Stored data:
------------

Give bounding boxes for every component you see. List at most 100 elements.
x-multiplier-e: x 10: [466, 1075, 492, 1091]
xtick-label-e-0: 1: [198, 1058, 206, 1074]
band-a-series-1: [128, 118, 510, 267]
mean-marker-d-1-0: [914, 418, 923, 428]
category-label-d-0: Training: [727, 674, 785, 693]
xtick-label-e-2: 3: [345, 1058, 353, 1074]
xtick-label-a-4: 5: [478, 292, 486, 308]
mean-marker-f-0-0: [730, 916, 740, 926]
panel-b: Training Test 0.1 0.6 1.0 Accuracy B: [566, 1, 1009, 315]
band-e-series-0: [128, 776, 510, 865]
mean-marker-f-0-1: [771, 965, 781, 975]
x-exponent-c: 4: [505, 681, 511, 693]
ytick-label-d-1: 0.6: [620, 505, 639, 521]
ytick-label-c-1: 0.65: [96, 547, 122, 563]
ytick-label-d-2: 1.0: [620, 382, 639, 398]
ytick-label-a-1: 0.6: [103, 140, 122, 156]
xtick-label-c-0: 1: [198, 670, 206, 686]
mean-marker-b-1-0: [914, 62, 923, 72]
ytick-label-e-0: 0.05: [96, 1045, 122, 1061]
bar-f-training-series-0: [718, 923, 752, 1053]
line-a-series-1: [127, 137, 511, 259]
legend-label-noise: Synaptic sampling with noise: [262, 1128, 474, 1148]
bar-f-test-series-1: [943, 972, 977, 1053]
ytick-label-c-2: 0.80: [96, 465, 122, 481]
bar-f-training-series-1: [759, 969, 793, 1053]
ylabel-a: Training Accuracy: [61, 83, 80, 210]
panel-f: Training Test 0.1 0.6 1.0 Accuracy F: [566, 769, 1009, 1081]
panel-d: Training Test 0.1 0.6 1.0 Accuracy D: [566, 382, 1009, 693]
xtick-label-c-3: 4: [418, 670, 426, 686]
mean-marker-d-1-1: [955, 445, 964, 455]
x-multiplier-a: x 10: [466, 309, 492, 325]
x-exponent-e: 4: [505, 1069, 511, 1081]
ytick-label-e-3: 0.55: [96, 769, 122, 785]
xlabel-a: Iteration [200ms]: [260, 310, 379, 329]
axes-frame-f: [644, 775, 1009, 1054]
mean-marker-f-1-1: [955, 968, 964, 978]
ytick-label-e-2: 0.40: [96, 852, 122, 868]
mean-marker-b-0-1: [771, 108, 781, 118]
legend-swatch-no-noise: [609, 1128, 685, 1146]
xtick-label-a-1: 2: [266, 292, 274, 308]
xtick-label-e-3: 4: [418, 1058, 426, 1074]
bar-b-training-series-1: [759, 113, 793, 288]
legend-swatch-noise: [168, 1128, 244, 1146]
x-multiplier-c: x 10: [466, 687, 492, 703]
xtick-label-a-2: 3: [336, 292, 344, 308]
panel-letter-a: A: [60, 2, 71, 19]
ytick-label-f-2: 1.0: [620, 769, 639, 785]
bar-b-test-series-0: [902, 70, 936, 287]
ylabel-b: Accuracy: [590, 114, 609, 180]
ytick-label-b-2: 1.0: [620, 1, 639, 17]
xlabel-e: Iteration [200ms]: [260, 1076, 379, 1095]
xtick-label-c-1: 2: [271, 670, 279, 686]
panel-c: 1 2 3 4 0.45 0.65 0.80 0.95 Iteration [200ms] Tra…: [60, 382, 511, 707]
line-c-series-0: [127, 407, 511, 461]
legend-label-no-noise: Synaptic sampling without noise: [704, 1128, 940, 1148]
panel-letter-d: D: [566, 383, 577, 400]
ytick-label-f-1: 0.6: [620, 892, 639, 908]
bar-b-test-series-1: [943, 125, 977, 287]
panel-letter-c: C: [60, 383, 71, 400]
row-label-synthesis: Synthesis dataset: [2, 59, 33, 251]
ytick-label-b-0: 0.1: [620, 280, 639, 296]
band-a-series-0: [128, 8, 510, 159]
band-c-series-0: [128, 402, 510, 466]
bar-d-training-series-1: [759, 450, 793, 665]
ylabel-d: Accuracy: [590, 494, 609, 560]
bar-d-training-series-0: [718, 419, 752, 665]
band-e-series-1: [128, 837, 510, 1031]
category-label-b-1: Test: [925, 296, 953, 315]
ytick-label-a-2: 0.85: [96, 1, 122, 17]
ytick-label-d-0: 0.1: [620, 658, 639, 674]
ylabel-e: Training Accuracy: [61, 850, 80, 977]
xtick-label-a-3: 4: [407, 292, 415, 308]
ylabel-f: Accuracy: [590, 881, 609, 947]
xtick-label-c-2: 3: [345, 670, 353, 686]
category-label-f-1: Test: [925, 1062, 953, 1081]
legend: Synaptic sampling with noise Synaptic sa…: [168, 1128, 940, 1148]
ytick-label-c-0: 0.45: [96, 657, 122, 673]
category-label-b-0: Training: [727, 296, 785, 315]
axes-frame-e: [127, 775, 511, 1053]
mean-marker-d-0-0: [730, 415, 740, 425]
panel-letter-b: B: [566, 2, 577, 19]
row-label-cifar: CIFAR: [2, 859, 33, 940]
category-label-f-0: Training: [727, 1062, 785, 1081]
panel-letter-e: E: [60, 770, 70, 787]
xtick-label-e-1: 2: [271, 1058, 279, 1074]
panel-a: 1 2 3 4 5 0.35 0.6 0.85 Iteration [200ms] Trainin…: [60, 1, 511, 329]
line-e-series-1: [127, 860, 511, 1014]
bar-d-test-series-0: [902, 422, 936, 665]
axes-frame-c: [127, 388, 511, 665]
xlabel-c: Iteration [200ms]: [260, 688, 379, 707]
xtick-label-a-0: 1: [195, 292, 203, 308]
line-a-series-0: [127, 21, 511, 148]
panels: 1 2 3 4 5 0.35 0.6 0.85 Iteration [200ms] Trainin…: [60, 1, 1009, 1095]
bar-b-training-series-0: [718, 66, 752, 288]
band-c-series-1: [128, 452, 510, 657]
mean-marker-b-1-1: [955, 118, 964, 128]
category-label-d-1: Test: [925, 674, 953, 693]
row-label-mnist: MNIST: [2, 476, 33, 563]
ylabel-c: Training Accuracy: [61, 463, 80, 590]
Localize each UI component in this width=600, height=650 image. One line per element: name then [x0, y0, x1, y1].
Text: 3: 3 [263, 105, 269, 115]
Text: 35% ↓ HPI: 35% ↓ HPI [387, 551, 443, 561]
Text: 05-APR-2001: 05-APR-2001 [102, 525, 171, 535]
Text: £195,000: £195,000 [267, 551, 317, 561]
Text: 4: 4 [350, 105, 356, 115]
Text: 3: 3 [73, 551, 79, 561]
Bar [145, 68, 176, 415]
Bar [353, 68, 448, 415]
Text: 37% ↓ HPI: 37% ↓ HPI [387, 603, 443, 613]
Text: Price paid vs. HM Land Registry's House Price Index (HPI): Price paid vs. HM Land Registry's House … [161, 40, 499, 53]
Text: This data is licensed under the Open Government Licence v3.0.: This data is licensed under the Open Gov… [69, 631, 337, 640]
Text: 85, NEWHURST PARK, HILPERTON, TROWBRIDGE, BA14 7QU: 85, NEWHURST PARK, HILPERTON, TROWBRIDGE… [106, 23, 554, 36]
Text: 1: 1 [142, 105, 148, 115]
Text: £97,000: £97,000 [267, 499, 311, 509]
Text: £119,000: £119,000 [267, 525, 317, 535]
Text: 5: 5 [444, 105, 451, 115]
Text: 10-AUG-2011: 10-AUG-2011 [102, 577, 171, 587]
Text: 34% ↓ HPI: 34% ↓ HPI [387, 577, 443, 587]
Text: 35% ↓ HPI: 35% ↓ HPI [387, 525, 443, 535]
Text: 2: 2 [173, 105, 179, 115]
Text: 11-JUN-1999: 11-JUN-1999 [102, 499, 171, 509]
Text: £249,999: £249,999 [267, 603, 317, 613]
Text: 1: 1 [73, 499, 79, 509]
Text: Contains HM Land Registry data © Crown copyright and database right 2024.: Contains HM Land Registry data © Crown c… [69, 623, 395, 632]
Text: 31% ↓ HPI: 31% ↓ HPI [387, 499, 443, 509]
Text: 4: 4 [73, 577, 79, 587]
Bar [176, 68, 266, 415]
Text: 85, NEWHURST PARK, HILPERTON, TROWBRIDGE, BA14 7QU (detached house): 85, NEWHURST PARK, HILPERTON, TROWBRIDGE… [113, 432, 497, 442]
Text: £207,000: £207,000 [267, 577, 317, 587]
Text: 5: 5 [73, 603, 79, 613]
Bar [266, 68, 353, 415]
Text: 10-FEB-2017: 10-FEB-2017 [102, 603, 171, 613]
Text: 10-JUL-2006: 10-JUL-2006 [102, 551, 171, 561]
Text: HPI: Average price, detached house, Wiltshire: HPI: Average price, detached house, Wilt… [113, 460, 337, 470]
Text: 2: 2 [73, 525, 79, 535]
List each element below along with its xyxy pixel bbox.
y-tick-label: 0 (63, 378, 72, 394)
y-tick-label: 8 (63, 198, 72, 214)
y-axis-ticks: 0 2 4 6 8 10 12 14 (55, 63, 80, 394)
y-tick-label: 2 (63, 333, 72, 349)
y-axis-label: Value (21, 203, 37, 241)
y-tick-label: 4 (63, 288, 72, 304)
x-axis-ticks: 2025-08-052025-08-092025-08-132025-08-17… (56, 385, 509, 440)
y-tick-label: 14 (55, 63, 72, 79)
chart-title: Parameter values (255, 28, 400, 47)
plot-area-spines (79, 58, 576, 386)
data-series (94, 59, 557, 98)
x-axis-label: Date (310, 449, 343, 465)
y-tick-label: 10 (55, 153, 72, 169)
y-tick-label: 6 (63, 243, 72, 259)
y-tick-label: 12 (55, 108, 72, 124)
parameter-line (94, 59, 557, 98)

------------

Description of the task
Print every line from the beginning of the records through the line containing "ylabel-a: Training Accuracy: [61, 83, 80, 210]", including both, reproducing each one character for character.

Result below
Give bounding boxes for every component you see. List at most 100 elements.
x-multiplier-e: x 10: [466, 1075, 492, 1091]
xtick-label-e-0: 1: [198, 1058, 206, 1074]
band-a-series-1: [128, 118, 510, 267]
mean-marker-d-1-0: [914, 418, 923, 428]
category-label-d-0: Training: [727, 674, 785, 693]
xtick-label-e-2: 3: [345, 1058, 353, 1074]
xtick-label-a-4: 5: [478, 292, 486, 308]
mean-marker-f-0-0: [730, 916, 740, 926]
panel-b: Training Test 0.1 0.6 1.0 Accuracy B: [566, 1, 1009, 315]
band-e-series-0: [128, 776, 510, 865]
mean-marker-f-0-1: [771, 965, 781, 975]
x-exponent-c: 4: [505, 681, 511, 693]
ytick-label-d-1: 0.6: [620, 505, 639, 521]
ytick-label-c-1: 0.65: [96, 547, 122, 563]
ytick-label-d-2: 1.0: [620, 382, 639, 398]
ytick-label-a-1: 0.6: [103, 140, 122, 156]
xtick-label-c-0: 1: [198, 670, 206, 686]
mean-marker-b-1-0: [914, 62, 923, 72]
ytick-label-e-0: 0.05: [96, 1045, 122, 1061]
bar-f-training-series-0: [718, 923, 752, 1053]
line-a-series-1: [127, 137, 511, 259]
legend-label-noise: Synaptic sampling with noise: [262, 1128, 474, 1148]
bar-f-test-series-1: [943, 972, 977, 1053]
ytick-label-c-2: 0.80: [96, 465, 122, 481]
bar-f-training-series-1: [759, 969, 793, 1053]
ylabel-a: Training Accuracy: [61, 83, 80, 210]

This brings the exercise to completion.